begin

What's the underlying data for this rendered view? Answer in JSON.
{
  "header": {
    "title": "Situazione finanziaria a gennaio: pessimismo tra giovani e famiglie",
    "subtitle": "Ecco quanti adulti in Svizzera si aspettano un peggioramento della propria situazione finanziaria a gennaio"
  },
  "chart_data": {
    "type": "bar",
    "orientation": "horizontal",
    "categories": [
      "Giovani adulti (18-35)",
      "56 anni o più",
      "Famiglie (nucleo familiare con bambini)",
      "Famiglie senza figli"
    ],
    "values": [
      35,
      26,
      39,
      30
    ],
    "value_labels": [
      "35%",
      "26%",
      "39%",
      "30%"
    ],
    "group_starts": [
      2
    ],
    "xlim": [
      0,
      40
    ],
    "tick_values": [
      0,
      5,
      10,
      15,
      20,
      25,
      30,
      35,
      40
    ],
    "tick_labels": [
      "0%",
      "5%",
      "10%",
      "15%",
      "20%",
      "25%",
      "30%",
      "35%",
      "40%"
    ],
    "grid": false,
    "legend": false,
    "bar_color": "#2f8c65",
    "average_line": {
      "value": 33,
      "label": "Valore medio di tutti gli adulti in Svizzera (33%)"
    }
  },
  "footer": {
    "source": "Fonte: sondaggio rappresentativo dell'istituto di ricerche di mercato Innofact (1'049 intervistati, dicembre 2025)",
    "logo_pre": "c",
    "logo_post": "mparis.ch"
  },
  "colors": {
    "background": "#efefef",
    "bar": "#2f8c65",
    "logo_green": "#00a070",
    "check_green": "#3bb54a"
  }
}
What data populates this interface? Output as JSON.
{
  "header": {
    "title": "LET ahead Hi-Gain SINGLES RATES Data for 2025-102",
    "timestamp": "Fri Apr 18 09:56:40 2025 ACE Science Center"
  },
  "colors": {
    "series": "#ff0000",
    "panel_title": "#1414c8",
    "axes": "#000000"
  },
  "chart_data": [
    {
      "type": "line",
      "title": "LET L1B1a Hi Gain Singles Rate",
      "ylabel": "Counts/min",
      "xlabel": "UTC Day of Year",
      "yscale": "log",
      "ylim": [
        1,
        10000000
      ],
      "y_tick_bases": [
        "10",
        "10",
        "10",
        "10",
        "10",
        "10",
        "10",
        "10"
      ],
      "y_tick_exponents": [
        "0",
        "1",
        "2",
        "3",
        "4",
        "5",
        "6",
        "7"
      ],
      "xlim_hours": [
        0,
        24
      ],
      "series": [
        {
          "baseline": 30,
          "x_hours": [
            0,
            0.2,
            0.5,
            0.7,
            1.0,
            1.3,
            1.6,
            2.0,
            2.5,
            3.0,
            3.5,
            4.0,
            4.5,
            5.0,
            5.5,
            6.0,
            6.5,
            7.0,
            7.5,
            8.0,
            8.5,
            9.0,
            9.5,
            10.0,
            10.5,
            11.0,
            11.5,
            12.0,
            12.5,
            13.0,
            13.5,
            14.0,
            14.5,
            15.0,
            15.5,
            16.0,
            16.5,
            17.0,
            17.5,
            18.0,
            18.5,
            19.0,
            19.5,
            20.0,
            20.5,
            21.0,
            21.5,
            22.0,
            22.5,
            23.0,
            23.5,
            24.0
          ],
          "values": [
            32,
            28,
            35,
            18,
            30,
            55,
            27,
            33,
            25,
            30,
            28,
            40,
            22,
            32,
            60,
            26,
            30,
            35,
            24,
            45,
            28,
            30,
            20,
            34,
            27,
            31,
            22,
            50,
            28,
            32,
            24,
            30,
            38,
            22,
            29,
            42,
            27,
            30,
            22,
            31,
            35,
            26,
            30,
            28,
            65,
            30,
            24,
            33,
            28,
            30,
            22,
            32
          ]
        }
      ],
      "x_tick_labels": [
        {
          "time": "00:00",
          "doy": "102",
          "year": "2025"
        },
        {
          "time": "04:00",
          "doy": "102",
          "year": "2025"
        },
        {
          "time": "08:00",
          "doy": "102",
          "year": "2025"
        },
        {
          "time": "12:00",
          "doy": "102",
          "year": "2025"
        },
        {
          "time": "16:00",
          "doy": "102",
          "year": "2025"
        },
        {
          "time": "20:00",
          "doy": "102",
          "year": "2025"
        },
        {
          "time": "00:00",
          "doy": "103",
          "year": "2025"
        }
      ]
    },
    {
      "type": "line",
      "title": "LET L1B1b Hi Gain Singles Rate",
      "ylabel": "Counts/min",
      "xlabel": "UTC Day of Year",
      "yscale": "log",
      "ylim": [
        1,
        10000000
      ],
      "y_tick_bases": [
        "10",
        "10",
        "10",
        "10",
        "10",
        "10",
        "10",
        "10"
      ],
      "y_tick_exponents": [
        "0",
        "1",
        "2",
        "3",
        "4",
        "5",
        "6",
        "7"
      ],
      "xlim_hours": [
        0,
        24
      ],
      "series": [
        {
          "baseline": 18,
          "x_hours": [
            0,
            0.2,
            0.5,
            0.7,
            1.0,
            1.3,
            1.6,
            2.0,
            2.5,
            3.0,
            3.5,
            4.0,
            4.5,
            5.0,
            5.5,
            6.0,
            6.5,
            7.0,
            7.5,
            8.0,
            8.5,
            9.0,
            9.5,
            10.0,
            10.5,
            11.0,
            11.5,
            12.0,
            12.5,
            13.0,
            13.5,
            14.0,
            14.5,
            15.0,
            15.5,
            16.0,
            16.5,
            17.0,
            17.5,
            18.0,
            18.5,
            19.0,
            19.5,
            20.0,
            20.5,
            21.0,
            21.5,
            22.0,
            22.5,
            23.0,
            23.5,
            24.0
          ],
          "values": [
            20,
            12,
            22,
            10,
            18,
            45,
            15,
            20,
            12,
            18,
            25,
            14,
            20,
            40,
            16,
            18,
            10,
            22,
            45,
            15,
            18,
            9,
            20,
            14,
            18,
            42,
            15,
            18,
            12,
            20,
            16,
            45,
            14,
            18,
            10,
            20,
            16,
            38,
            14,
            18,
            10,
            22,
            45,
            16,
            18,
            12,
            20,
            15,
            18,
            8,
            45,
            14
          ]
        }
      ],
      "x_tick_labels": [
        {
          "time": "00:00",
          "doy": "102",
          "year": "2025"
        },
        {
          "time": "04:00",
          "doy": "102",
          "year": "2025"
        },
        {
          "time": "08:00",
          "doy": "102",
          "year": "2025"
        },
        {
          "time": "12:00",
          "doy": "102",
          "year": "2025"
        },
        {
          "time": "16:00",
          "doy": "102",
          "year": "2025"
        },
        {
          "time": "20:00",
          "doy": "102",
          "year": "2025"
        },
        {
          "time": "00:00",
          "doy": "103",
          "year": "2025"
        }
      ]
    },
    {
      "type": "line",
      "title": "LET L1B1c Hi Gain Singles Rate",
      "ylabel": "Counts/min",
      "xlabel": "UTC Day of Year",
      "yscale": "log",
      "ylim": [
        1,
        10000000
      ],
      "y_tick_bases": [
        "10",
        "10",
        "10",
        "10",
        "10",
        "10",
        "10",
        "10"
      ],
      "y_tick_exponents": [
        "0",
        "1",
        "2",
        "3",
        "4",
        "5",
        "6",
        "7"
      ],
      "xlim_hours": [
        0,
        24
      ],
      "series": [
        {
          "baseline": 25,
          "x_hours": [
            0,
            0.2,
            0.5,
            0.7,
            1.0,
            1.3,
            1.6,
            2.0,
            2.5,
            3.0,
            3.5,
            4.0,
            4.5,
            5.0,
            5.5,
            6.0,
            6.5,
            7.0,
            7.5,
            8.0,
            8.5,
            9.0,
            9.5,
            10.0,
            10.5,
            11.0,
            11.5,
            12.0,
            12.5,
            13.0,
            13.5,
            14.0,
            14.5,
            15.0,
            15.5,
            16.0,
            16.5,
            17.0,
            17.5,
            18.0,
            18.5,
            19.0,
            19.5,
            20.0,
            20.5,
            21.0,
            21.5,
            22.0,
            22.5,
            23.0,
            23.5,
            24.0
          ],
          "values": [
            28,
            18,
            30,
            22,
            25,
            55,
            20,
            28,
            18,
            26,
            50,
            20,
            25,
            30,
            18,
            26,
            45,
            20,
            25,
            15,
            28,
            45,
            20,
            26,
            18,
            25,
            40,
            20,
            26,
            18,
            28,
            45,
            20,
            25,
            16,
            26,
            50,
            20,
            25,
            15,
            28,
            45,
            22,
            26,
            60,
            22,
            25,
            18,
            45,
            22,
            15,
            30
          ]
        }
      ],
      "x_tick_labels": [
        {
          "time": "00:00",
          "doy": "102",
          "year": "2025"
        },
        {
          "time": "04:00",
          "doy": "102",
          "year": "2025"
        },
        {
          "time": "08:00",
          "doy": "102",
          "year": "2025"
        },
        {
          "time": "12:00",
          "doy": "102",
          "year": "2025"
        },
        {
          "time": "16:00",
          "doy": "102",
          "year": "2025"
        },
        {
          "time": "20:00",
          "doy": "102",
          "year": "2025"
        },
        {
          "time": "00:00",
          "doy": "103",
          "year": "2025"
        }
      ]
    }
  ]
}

end

§ WHAT YOU NEED TO DO: How many lines in the records hold the string "Svizzera"? Reply with the number alone.

§ EXERCISE RESPONSE: 2